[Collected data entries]
┌──

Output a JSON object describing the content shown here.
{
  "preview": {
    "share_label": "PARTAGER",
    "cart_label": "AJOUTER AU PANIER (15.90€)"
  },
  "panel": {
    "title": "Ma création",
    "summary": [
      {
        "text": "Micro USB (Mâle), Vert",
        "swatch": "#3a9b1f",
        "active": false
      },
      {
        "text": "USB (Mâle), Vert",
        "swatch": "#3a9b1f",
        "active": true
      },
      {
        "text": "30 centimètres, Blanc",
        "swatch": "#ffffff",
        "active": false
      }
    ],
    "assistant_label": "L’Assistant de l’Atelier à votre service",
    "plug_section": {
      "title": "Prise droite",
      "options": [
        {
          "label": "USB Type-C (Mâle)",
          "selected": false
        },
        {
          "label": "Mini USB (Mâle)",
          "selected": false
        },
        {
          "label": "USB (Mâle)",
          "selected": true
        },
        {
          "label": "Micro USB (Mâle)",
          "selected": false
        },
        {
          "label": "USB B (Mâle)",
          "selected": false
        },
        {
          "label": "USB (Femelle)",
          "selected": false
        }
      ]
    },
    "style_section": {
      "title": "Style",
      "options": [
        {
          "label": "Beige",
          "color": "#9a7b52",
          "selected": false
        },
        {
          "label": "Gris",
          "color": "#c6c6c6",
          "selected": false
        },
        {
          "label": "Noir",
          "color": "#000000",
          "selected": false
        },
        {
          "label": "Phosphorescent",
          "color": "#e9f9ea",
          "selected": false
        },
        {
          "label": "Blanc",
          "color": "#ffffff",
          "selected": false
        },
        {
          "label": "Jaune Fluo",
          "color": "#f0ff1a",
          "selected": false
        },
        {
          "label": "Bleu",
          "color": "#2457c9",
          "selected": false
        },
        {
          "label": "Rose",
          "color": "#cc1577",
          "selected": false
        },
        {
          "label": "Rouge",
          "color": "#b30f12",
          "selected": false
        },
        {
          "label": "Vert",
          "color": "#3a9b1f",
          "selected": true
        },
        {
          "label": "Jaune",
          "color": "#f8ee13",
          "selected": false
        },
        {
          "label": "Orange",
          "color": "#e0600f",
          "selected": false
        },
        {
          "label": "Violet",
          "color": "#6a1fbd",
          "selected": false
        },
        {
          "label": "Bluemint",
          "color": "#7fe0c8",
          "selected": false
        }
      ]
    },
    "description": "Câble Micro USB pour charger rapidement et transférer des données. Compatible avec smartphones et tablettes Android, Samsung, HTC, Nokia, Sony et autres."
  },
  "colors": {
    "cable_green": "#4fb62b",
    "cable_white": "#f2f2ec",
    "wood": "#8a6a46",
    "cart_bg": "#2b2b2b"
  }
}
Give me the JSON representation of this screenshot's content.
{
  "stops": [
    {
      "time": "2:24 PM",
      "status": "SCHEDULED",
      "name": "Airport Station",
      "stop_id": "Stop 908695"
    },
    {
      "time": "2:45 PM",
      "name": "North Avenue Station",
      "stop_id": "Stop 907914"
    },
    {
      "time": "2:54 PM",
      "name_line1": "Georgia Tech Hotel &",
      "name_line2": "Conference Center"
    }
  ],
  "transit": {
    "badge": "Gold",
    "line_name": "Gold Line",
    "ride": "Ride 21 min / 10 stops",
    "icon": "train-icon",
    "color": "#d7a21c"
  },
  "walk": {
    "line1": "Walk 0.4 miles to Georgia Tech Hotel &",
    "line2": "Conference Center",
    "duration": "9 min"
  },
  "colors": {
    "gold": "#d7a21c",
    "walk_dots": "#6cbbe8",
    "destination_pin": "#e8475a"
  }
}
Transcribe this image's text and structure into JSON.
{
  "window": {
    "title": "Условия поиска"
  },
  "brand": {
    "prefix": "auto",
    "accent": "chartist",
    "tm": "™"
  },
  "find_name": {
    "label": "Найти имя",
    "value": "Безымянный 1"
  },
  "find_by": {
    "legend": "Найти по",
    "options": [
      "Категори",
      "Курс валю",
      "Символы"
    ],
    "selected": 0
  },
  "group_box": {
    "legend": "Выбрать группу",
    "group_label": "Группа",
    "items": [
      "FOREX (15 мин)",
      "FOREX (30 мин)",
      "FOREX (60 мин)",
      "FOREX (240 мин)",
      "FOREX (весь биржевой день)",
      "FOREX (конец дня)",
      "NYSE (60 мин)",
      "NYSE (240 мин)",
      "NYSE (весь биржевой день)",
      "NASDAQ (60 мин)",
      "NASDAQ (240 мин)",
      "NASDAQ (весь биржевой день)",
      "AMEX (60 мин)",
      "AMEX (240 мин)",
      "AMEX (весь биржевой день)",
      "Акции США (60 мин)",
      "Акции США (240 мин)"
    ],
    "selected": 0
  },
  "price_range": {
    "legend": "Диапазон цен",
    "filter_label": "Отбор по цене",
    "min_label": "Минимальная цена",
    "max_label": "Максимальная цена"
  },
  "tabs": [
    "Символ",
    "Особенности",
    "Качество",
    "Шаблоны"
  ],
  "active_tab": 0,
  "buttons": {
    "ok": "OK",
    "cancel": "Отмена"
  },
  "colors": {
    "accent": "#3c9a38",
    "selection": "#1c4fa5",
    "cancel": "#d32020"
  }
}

└──

--- Task instructions ---
Transcribe each entry precisely, missing none.

--- Response to the task ---
Output a JSON object describing the content shown here.
{
  "preview": {
    "share_label": "PARTAGER",
    "cart_label": "AJOUTER AU PANIER (15.90€)"
  },
  "panel": {
    "title": "Ma création",
    "summary": [
      {
        "text": "Micro USB (Mâle), Vert",
        "swatch": "#3a9b1f",
        "active": false
      },
      {
        "text": "USB (Mâle), Vert",
        "swatch": "#3a9b1f",
        "active": true
      },
      {
        "text": "30 centimètres, Blanc",
        "swatch": "#ffffff",
        "active": false
      }
    ],
    "assistant_label": "L’Assistant de l’Atelier à votre service",
    "plug_section": {
      "title": "Prise droite",
      "options": [
        {
          "label": "USB Type-C (Mâle)",
          "selected": false
        },
        {
          "label": "Mini USB (Mâle)",
          "selected": false
        },
        {
          "label": "USB (Mâle)",
          "selected": true
        },
        {
          "label": "Micro USB (Mâle)",
          "selected": false
        },
        {
          "label": "USB B (Mâle)",
          "selected": false
        },
        {
          "label": "USB (Femelle)",
          "selected": false
        }
      ]
    },
    "style_section": {
      "title": "Style",
      "options": [
        {
          "label": "Beige",
          "color": "#9a7b52",
          "selected": false
        },
        {
          "label": "Gris",
          "color": "#c6c6c6",
          "selected": false
        },
        {
          "label": "Noir",
          "color": "#000000",
          "selected": false
        },
        {
          "label": "Phosphorescent",
          "color": "#e9f9ea",
          "selected": false
        },
        {
          "label": "Blanc",
          "color": "#ffffff",
          "selected": false
        },
        {
          "label": "Jaune Fluo",
          "color": "#f0ff1a",
          "selected": false
        },
        {
          "label": "Bleu",
          "color": "#2457c9",
          "selected": false
        },
        {
          "label": "Rose",
          "color": "#cc1577",
          "selected": false
        },
        {
          "label": "Rouge",
          "color": "#b30f12",
          "selected": false
        },
        {
          "label": "Vert",
          "color": "#3a9b1f",
          "selected": true
        },
        {
          "label": "Jaune",
          "color": "#f8ee13",
          "selected": false
        },
        {
          "label": "Orange",
          "color": "#e0600f",
          "selected": false
        },
        {
          "label": "Violet",
          "color": "#6a1fbd",
          "selected": false
        },
        {
          "label": "Bluemint",
          "color": "#7fe0c8",
          "selected": false
        }
      ]
    },
    "description": "Câble Micro USB pour charger rapidement et transférer des données. Compatible avec smartphones et tablettes Android, Samsung, HTC, Nokia, Sony et autres."
  },
  "colors": {
    "cable_green": "#4fb62b",
    "cable_white": "#f2f2ec",
    "wood": "#8a6a46",
    "cart_bg": "#2b2b2b"
  }
}
Give me the JSON representation of this screenshot's content.
{
  "stops": [
    {
      "time": "2:24 PM",
      "status": "SCHEDULED",
      "name": "Airport Station",
      "stop_id": "Stop 908695"
    },
    {
      "time": "2:45 PM",
      "name": "North Avenue Station",
      "stop_id": "Stop 907914"
    },
    {
      "time": "2:54 PM",
      "name_line1": "Georgia Tech Hotel &",
      "name_line2": "Conference Center"
    }
  ],
  "transit": {
    "badge": "Gold",
    "line_name": "Gold Line",
    "ride": "Ride 21 min / 10 stops",
    "icon": "train-icon",
    "color": "#d7a21c"
  },
  "walk": {
    "line1": "Walk 0.4 miles to Georgia Tech Hotel &",
    "line2": "Conference Center",
    "duration": "9 min"
  },
  "colors": {
    "gold": "#d7a21c",
    "walk_dots": "#6cbbe8",
    "destination_pin": "#e8475a"
  }
}
Transcribe this image's text and structure into JSON.
{
  "window": {
    "title": "Условия поиска"
  },
  "brand": {
    "prefix": "auto",
    "accent": "chartist",
    "tm": "™"
  },
  "find_name": {
    "label": "Найти имя",
    "value": "Безымянный 1"
  },
  "find_by": {
    "legend": "Найти по",
    "options": [
      "Категори",
      "Курс валю",
      "Символы"
    ],
    "selected": 0
  },
  "group_box": {
    "legend": "Выбрать группу",
    "group_label": "Группа",
    "items": [
      "FOREX (15 мин)",
      "FOREX (30 мин)",
      "FOREX (60 мин)",
      "FOREX (240 мин)",
      "FOREX (весь биржевой день)",
      "FOREX (конец дня)",
      "NYSE (60 мин)",
      "NYSE (240 мин)",
      "NYSE (весь биржевой день)",
      "NASDAQ (60 мин)",
      "NASDAQ (240 мин)",
      "NASDAQ (весь биржевой день)",
      "AMEX (60 мин)",
      "AMEX (240 мин)",
      "AMEX (весь биржевой день)",
      "Акции США (60 мин)",
      "Акции США (240 мин)"
    ],
    "selected": 0
  },
  "price_range": {
    "legend": "Диапазон цен",
    "filter_label": "Отбор по цене",
    "min_label": "Минимальная цена",
    "max_label": "Максимальная цена"
  },
  "tabs": [
    "Символ",
    "Особенности",
    "Качество",
    "Шаблоны"
  ],
  "active_tab": 0,
  "buttons": {
    "ok": "OK",
    "cancel": "Отмена"
  },
  "colors": {
    "accent": "#3c9a38",
    "selection": "#1c4fa5",
    "cancel": "#d32020"
  }
}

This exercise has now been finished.